* _Provided data_
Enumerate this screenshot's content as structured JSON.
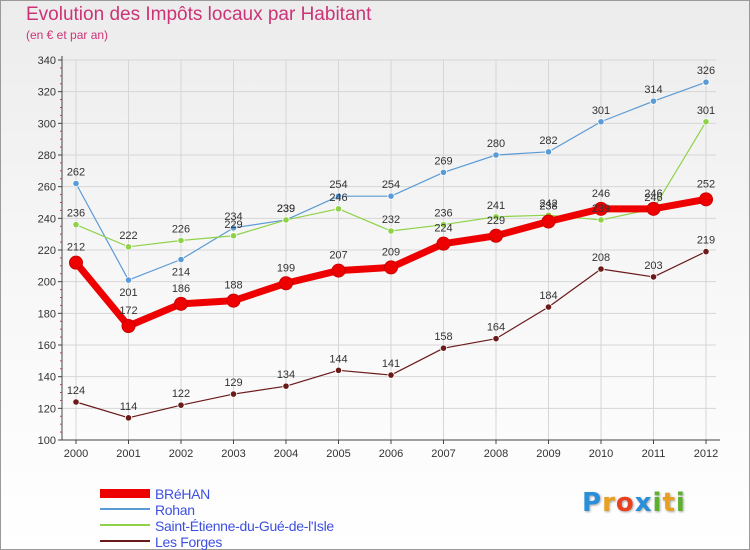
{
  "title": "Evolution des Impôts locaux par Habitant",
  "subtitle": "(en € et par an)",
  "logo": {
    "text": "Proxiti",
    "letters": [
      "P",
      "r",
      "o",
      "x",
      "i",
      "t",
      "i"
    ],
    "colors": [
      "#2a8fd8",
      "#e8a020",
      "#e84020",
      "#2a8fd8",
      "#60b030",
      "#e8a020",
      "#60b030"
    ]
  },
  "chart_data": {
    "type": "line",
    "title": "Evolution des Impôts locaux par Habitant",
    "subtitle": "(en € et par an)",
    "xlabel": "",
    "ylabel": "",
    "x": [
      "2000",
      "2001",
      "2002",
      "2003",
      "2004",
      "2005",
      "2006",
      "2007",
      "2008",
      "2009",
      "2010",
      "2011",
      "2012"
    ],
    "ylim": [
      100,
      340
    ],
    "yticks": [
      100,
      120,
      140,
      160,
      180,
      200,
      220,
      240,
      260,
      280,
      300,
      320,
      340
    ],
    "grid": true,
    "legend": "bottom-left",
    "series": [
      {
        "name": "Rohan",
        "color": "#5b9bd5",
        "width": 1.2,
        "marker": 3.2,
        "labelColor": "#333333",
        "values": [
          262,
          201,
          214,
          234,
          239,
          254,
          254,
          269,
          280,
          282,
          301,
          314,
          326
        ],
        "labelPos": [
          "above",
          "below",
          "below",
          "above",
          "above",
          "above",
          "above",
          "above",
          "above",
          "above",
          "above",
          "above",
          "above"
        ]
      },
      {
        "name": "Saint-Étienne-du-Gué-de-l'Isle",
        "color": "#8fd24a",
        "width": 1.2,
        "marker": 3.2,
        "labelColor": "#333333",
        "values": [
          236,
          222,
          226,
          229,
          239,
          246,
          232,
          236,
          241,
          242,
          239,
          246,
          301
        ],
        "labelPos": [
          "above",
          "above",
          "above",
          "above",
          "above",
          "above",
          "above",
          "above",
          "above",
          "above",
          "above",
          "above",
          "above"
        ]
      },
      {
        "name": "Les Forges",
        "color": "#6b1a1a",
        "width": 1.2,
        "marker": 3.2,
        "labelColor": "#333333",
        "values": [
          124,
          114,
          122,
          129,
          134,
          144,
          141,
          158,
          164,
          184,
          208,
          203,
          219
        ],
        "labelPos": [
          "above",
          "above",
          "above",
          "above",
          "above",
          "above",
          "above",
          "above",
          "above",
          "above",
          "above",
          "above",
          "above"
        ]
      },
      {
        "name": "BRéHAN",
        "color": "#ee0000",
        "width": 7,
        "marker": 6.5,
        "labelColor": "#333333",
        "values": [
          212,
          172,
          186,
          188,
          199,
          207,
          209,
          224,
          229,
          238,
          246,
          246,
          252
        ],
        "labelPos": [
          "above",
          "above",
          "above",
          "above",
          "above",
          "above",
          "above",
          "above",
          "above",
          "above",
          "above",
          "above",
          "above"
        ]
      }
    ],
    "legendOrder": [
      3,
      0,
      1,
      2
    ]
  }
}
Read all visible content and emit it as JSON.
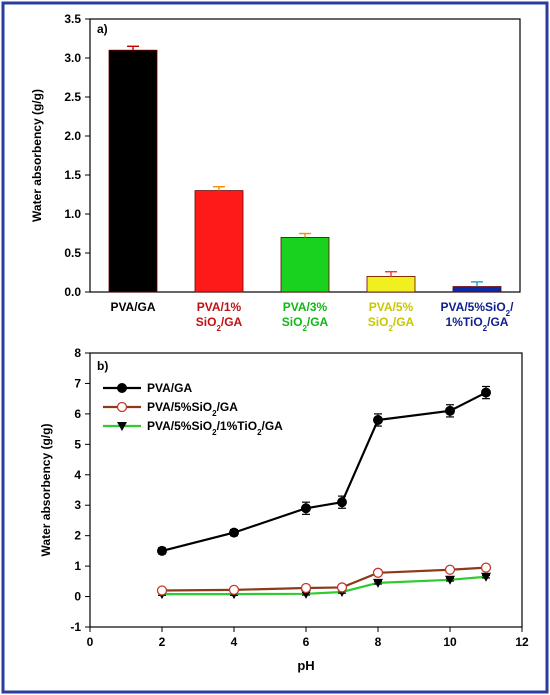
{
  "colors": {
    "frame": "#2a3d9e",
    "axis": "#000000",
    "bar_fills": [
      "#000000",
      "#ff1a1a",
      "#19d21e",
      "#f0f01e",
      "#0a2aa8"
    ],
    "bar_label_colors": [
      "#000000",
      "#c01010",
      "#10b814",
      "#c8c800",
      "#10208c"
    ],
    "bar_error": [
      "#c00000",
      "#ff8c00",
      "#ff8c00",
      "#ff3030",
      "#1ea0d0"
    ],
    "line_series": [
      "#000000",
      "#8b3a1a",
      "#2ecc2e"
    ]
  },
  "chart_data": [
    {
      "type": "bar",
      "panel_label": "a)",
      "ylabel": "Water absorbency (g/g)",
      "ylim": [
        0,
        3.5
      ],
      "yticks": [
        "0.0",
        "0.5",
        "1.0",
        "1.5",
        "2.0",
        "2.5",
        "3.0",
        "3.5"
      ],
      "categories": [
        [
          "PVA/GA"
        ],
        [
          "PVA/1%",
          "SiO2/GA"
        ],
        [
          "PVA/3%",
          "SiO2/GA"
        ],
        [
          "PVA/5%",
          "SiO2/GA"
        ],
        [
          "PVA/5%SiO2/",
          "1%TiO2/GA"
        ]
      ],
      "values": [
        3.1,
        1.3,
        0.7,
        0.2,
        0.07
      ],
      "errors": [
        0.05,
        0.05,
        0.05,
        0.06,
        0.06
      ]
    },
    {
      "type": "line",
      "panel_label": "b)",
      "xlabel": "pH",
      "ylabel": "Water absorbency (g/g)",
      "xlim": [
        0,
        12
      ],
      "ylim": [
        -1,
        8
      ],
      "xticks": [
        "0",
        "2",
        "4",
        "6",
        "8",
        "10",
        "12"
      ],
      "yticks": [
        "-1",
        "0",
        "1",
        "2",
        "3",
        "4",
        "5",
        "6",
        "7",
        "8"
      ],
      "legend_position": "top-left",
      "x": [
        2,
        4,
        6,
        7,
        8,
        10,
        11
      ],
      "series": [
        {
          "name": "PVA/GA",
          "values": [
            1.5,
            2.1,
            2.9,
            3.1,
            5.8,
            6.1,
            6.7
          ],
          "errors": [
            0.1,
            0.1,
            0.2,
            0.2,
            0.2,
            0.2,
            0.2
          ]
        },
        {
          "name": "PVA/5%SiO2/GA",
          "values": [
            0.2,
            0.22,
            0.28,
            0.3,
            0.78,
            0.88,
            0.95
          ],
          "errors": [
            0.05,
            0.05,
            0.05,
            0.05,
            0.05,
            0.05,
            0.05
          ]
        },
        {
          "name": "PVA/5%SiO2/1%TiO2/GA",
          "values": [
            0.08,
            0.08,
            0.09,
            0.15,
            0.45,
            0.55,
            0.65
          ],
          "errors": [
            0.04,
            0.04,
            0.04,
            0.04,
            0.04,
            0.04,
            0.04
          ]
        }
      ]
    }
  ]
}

* _What to work on_
Output the records above exactly as they are, leaving out the pictures.

* _Result_
Enumerate this screenshot's content as structured JSON.
{
  "title": "Evolution des Impôts locaux par Habitant",
  "subtitle": "(en € et par an)",
  "logo": {
    "text": "Proxiti",
    "letters": [
      "P",
      "r",
      "o",
      "x",
      "i",
      "t",
      "i"
    ],
    "colors": [
      "#2a8fd8",
      "#e8a020",
      "#e84020",
      "#2a8fd8",
      "#60b030",
      "#e8a020",
      "#60b030"
    ]
  },
  "chart_data": {
    "type": "line",
    "title": "Evolution des Impôts locaux par Habitant",
    "subtitle": "(en € et par an)",
    "xlabel": "",
    "ylabel": "",
    "x": [
      "2000",
      "2001",
      "2002",
      "2003",
      "2004",
      "2005",
      "2006",
      "2007",
      "2008",
      "2009",
      "2010",
      "2011",
      "2012"
    ],
    "ylim": [
      100,
      340
    ],
    "yticks": [
      100,
      120,
      140,
      160,
      180,
      200,
      220,
      240,
      260,
      280,
      300,
      320,
      340
    ],
    "grid": true,
    "legend": "bottom-left",
    "series": [
      {
        "name": "Rohan",
        "color": "#5b9bd5",
        "width": 1.2,
        "marker": 3.2,
        "labelColor": "#333333",
        "values": [
          262,
          201,
          214,
          234,
          239,
          254,
          254,
          269,
          280,
          282,
          301,
          314,
          326
        ],
        "labelPos": [
          "above",
          "below",
          "below",
          "above",
          "above",
          "above",
          "above",
          "above",
          "above",
          "above",
          "above",
          "above",
          "above"
        ]
      },
      {
        "name": "Saint-Étienne-du-Gué-de-l'Isle",
        "color": "#8fd24a",
        "width": 1.2,
        "marker": 3.2,
        "labelColor": "#333333",
        "values": [
          236,
          222,
          226,
          229,
          239,
          246,
          232,
          236,
          241,
          242,
          239,
          246,
          301
        ],
        "labelPos": [
          "above",
          "above",
          "above",
          "above",
          "above",
          "above",
          "above",
          "above",
          "above",
          "above",
          "above",
          "above",
          "above"
        ]
      },
      {
        "name": "Les Forges",
        "color": "#6b1a1a",
        "width": 1.2,
        "marker": 3.2,
        "labelColor": "#333333",
        "values": [
          124,
          114,
          122,
          129,
          134,
          144,
          141,
          158,
          164,
          184,
          208,
          203,
          219
        ],
        "labelPos": [
          "above",
          "above",
          "above",
          "above",
          "above",
          "above",
          "above",
          "above",
          "above",
          "above",
          "above",
          "above",
          "above"
        ]
      },
      {
        "name": "BRéHAN",
        "color": "#ee0000",
        "width": 7,
        "marker": 6.5,
        "labelColor": "#333333",
        "values": [
          212,
          172,
          186,
          188,
          199,
          207,
          209,
          224,
          229,
          238,
          246,
          246,
          252
        ],
        "labelPos": [
          "above",
          "above",
          "above",
          "above",
          "above",
          "above",
          "above",
          "above",
          "above",
          "above",
          "above",
          "above",
          "above"
        ]
      }
    ],
    "legendOrder": [
      3,
      0,
      1,
      2
    ]
  }
}
Read all visible content and emit it as JSON.
{
  "colors": {
    "frame": "#2a3d9e",
    "axis": "#000000",
    "bar_fills": [
      "#000000",
      "#ff1a1a",
      "#19d21e",
      "#f0f01e",
      "#0a2aa8"
    ],
    "bar_label_colors": [
      "#000000",
      "#c01010",
      "#10b814",
      "#c8c800",
      "#10208c"
    ],
    "bar_error": [
      "#c00000",
      "#ff8c00",
      "#ff8c00",
      "#ff3030",
      "#1ea0d0"
    ],
    "line_series": [
      "#000000",
      "#8b3a1a",
      "#2ecc2e"
    ]
  },
  "chart_data": [
    {
      "type": "bar",
      "panel_label": "a)",
      "ylabel": "Water absorbency (g/g)",
      "ylim": [
        0,
        3.5
      ],
      "yticks": [
        "0.0",
        "0.5",
        "1.0",
        "1.5",
        "2.0",
        "2.5",
        "3.0",
        "3.5"
      ],
      "categories": [
        [
          "PVA/GA"
        ],
        [
          "PVA/1%",
          "SiO2/GA"
        ],
        [
          "PVA/3%",
          "SiO2/GA"
        ],
        [
          "PVA/5%",
          "SiO2/GA"
        ],
        [
          "PVA/5%SiO2/",
          "1%TiO2/GA"
        ]
      ],
      "values": [
        3.1,
        1.3,
        0.7,
        0.2,
        0.07
      ],
      "errors": [
        0.05,
        0.05,
        0.05,
        0.06,
        0.06
      ]
    },
    {
      "type": "line",
      "panel_label": "b)",
      "xlabel": "pH",
      "ylabel": "Water absorbency (g/g)",
      "xlim": [
        0,
        12
      ],
      "ylim": [
        -1,
        8
      ],
      "xticks": [
        "0",
        "2",
        "4",
        "6",
        "8",
        "10",
        "12"
      ],
      "yticks": [
        "-1",
        "0",
        "1",
        "2",
        "3",
        "4",
        "5",
        "6",
        "7",
        "8"
      ],
      "legend_position": "top-left",
      "x": [
        2,
        4,
        6,
        7,
        8,
        10,
        11
      ],
      "series": [
        {
          "name": "PVA/GA",
          "values": [
            1.5,
            2.1,
            2.9,
            3.1,
            5.8,
            6.1,
            6.7
          ],
          "errors": [
            0.1,
            0.1,
            0.2,
            0.2,
            0.2,
            0.2,
            0.2
          ]
        },
        {
          "name": "PVA/5%SiO2/GA",
          "values": [
            0.2,
            0.22,
            0.28,
            0.3,
            0.78,
            0.88,
            0.95
          ],
          "errors": [
            0.05,
            0.05,
            0.05,
            0.05,
            0.05,
            0.05,
            0.05
          ]
        },
        {
          "name": "PVA/5%SiO2/1%TiO2/GA",
          "values": [
            0.08,
            0.08,
            0.09,
            0.15,
            0.45,
            0.55,
            0.65
          ],
          "errors": [
            0.04,
            0.04,
            0.04,
            0.04,
            0.04,
            0.04,
            0.04
          ]
        }
      ]
    }
  ]
}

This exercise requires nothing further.